(What the task asks) Please recast each line of the data as an item in a numbered list, leaving out any blank lines.

(Extracted entries)
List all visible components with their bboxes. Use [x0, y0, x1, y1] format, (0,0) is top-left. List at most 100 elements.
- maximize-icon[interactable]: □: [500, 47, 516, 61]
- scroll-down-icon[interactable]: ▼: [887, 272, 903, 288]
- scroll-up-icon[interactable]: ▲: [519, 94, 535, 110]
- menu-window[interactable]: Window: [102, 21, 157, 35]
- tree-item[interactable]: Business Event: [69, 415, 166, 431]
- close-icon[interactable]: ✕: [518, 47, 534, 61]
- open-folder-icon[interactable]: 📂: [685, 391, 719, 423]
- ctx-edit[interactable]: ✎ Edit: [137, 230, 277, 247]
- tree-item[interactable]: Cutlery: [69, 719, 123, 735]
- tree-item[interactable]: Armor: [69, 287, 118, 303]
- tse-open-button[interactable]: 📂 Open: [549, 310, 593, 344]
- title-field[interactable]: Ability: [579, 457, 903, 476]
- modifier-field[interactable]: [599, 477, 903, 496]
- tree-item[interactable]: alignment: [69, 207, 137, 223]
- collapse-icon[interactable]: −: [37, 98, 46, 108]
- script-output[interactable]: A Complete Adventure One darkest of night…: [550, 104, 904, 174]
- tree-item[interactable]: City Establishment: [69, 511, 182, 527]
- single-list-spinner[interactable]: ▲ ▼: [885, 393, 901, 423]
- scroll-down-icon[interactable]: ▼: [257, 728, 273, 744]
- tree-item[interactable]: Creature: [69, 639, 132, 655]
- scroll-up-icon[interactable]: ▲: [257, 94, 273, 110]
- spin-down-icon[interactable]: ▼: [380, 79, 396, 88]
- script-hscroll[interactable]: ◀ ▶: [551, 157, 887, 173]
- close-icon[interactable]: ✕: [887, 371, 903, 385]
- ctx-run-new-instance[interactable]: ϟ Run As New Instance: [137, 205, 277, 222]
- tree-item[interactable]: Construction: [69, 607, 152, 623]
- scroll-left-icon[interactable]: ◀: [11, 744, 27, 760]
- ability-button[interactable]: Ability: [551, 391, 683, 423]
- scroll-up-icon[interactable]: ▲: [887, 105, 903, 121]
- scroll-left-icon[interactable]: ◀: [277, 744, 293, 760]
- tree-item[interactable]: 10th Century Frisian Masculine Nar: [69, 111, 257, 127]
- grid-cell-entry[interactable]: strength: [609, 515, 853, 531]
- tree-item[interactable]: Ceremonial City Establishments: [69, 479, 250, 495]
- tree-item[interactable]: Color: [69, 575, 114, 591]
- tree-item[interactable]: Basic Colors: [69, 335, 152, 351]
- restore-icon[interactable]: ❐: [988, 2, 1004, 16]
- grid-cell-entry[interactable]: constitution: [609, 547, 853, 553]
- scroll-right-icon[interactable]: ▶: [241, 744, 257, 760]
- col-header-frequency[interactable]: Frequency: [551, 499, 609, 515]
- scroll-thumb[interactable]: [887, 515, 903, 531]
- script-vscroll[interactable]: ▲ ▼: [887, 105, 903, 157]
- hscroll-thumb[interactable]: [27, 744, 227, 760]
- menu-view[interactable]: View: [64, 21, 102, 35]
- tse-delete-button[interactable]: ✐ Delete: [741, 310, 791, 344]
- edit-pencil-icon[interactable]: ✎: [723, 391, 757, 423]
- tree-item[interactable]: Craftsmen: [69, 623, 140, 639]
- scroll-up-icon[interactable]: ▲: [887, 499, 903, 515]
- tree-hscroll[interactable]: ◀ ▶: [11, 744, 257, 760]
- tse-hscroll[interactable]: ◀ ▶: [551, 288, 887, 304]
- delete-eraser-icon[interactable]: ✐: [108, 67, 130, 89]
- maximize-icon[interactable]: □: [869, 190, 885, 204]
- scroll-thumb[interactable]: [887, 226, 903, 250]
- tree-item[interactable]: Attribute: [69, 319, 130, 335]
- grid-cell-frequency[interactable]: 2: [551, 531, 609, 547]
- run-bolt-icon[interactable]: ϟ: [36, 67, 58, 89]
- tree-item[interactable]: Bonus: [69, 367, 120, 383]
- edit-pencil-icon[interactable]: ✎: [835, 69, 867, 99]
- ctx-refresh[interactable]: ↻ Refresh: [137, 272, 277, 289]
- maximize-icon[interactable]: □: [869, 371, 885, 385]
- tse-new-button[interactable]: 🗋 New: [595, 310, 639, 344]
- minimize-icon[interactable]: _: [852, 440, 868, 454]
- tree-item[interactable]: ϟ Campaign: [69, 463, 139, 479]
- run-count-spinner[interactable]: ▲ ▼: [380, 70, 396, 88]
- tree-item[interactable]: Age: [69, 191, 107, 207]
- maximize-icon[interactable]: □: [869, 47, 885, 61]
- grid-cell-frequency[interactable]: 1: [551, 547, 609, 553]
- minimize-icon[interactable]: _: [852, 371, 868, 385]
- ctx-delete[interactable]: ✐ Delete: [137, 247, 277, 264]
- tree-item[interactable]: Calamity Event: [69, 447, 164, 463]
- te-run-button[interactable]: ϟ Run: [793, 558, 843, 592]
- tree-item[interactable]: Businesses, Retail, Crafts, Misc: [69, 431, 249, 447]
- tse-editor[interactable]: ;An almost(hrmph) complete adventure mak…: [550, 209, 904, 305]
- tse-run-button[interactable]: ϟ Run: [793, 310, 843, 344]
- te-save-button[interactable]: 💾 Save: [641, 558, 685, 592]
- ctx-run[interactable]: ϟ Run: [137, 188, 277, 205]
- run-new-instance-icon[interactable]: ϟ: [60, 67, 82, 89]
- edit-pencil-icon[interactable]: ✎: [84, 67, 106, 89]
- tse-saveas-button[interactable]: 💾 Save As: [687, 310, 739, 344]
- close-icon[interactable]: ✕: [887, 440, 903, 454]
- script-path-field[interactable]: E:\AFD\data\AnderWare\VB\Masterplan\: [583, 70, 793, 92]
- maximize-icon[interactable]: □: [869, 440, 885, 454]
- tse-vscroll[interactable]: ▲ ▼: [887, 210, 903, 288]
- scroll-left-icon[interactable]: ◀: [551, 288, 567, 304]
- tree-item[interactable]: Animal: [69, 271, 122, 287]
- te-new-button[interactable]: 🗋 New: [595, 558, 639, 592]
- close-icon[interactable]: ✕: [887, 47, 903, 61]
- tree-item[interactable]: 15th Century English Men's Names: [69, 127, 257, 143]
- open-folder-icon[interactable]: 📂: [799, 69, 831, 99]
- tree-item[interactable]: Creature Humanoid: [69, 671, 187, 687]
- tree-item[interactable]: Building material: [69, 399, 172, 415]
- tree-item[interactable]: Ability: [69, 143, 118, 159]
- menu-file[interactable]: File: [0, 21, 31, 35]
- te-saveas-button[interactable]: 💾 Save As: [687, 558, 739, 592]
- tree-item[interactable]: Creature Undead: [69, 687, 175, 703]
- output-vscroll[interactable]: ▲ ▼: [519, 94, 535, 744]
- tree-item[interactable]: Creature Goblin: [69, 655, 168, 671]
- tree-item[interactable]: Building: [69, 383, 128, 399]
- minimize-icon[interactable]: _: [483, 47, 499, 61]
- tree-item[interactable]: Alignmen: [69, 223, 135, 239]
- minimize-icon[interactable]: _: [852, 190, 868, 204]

(Written response)
1. List all visible components with their bboxes. Use [x0, y0, x1, y1] format, (0,0) is top-left. List at most 100 elements.
2. - maximize-icon[interactable]: □: [500, 47, 516, 61]
3. - scroll-down-icon[interactable]: ▼: [887, 272, 903, 288]
4. - scroll-up-icon[interactable]: ▲: [519, 94, 535, 110]
5. - menu-window[interactable]: Window: [102, 21, 157, 35]
6. - tree-item[interactable]: Business Event: [69, 415, 166, 431]
7. - close-icon[interactable]: ✕: [518, 47, 534, 61]
8. - open-folder-icon[interactable]: 📂: [685, 391, 719, 423]
9. - ctx-edit[interactable]: ✎ Edit: [137, 230, 277, 247]
10. - tree-item[interactable]: Cutlery: [69, 719, 123, 735]
11. - tree-item[interactable]: Armor: [69, 287, 118, 303]
12. - tse-open-button[interactable]: 📂 Open: [549, 310, 593, 344]
13. - title-field[interactable]: Ability: [579, 457, 903, 476]
14. - modifier-field[interactable]: [599, 477, 903, 496]
15. - tree-item[interactable]: alignment: [69, 207, 137, 223]
16. - collapse-icon[interactable]: −: [37, 98, 46, 108]
17. - script-output[interactable]: A Complete Adventure One darkest of night…: [550, 104, 904, 174]
18. - tree-item[interactable]: City Establishment: [69, 511, 182, 527]
19. - single-list-spinner[interactable]: ▲ ▼: [885, 393, 901, 423]
20. - scroll-down-icon[interactable]: ▼: [257, 728, 273, 744]
21. - tree-item[interactable]: Creature: [69, 639, 132, 655]
22. - scroll-up-icon[interactable]: ▲: [257, 94, 273, 110]
23. - spin-down-icon[interactable]: ▼: [380, 79, 396, 88]
24. - script-hscroll[interactable]: ◀ ▶: [551, 157, 887, 173]
25. - close-icon[interactable]: ✕: [887, 371, 903, 385]
26. - ctx-run-new-instance[interactable]: ϟ Run As New Instance: [137, 205, 277, 222]
27. - tree-item[interactable]: Construction: [69, 607, 152, 623]
28. - scroll-left-icon[interactable]: ◀: [11, 744, 27, 760]
29. - ability-button[interactable]: Ability: [551, 391, 683, 423]
30. - scroll-up-icon[interactable]: ▲: [887, 105, 903, 121]
31. - scroll-left-icon[interactable]: ◀: [277, 744, 293, 760]
32. - tree-item[interactable]: 10th Century Frisian Masculine Nar: [69, 111, 257, 127]
33. - grid-cell-entry[interactable]: strength: [609, 515, 853, 531]
34. - tree-item[interactable]: Ceremonial City Establishments: [69, 479, 250, 495]
35. - tree-item[interactable]: Color: [69, 575, 114, 591]
36. - tree-item[interactable]: Basic Colors: [69, 335, 152, 351]
37. - restore-icon[interactable]: ❐: [988, 2, 1004, 16]
38. - grid-cell-entry[interactable]: constitution: [609, 547, 853, 553]
39. - scroll-right-icon[interactable]: ▶: [241, 744, 257, 760]
40. - col-header-frequency[interactable]: Frequency: [551, 499, 609, 515]
41. - scroll-thumb[interactable]: [887, 515, 903, 531]
42. - script-vscroll[interactable]: ▲ ▼: [887, 105, 903, 157]
43. - hscroll-thumb[interactable]: [27, 744, 227, 760]
44. - menu-view[interactable]: View: [64, 21, 102, 35]
45. - tse-delete-button[interactable]: ✐ Delete: [741, 310, 791, 344]
46. - edit-pencil-icon[interactable]: ✎: [723, 391, 757, 423]
47. - tree-item[interactable]: Craftsmen: [69, 623, 140, 639]
48. - scroll-up-icon[interactable]: ▲: [887, 499, 903, 515]
49. - tree-hscroll[interactable]: ◀ ▶: [11, 744, 257, 760]
50. - tse-hscroll[interactable]: ◀ ▶: [551, 288, 887, 304]
51. - delete-eraser-icon[interactable]: ✐: [108, 67, 130, 89]
52. - maximize-icon[interactable]: □: [869, 190, 885, 204]
53. - scroll-thumb[interactable]: [887, 226, 903, 250]
54. - tree-item[interactable]: Attribute: [69, 319, 130, 335]
55. - grid-cell-frequency[interactable]: 2: [551, 531, 609, 547]
56. - run-bolt-icon[interactable]: ϟ: [36, 67, 58, 89]
57. - tree-item[interactable]: Bonus: [69, 367, 120, 383]
58. - edit-pencil-icon[interactable]: ✎: [835, 69, 867, 99]
59. - ctx-refresh[interactable]: ↻ Refresh: [137, 272, 277, 289]
60. - maximize-icon[interactable]: □: [869, 371, 885, 385]
61. - tse-new-button[interactable]: 🗋 New: [595, 310, 639, 344]
62. - minimize-icon[interactable]: _: [852, 440, 868, 454]
63. - tree-item[interactable]: ϟ Campaign: [69, 463, 139, 479]
64. - run-count-spinner[interactable]: ▲ ▼: [380, 70, 396, 88]
65. - tree-item[interactable]: Age: [69, 191, 107, 207]
66. - maximize-icon[interactable]: □: [869, 47, 885, 61]
67. - grid-cell-frequency[interactable]: 1: [551, 547, 609, 553]
68. - minimize-icon[interactable]: _: [852, 371, 868, 385]
69. - ctx-delete[interactable]: ✐ Delete: [137, 247, 277, 264]
70. - tree-item[interactable]: Calamity Event: [69, 447, 164, 463]
71. - te-run-button[interactable]: ϟ Run: [793, 558, 843, 592]
72. - tree-item[interactable]: Businesses, Retail, Crafts, Misc: [69, 431, 249, 447]
73. - tse-editor[interactable]: ;An almost(hrmph) complete adventure mak…: [550, 209, 904, 305]
74. - tse-run-button[interactable]: ϟ Run: [793, 310, 843, 344]
75. - te-save-button[interactable]: 💾 Save: [641, 558, 685, 592]
76. - ctx-run[interactable]: ϟ Run: [137, 188, 277, 205]
77. - run-new-instance-icon[interactable]: ϟ: [60, 67, 82, 89]
78. - edit-pencil-icon[interactable]: ✎: [84, 67, 106, 89]
79. - tse-saveas-button[interactable]: 💾 Save As: [687, 310, 739, 344]
80. - close-icon[interactable]: ✕: [887, 440, 903, 454]
81. - script-path-field[interactable]: E:\AFD\data\AnderWare\VB\Masterplan\: [583, 70, 793, 92]
82. - maximize-icon[interactable]: □: [869, 440, 885, 454]
83. - tse-vscroll[interactable]: ▲ ▼: [887, 210, 903, 288]
84. - scroll-left-icon[interactable]: ◀: [551, 288, 567, 304]
85. - tree-item[interactable]: Animal: [69, 271, 122, 287]
86. - te-new-button[interactable]: 🗋 New: [595, 558, 639, 592]
87. - close-icon[interactable]: ✕: [887, 47, 903, 61]
88. - tree-item[interactable]: 15th Century English Men's Names: [69, 127, 257, 143]
89. - open-folder-icon[interactable]: 📂: [799, 69, 831, 99]
90. - tree-item[interactable]: Creature Humanoid: [69, 671, 187, 687]
91. - tree-item[interactable]: Building material: [69, 399, 172, 415]
92. - tree-item[interactable]: Ability: [69, 143, 118, 159]
93. - menu-file[interactable]: File: [0, 21, 31, 35]
94. - te-saveas-button[interactable]: 💾 Save As: [687, 558, 739, 592]
95. - tree-item[interactable]: Creature Undead: [69, 687, 175, 703]
96. - output-vscroll[interactable]: ▲ ▼: [519, 94, 535, 744]
97. - tree-item[interactable]: Creature Goblin: [69, 655, 168, 671]
98. - tree-item[interactable]: Building: [69, 383, 128, 399]
99. - minimize-icon[interactable]: _: [483, 47, 499, 61]
100. - tree-item[interactable]: Alignmen: [69, 223, 135, 239]
101. - minimize-icon[interactable]: _: [852, 190, 868, 204]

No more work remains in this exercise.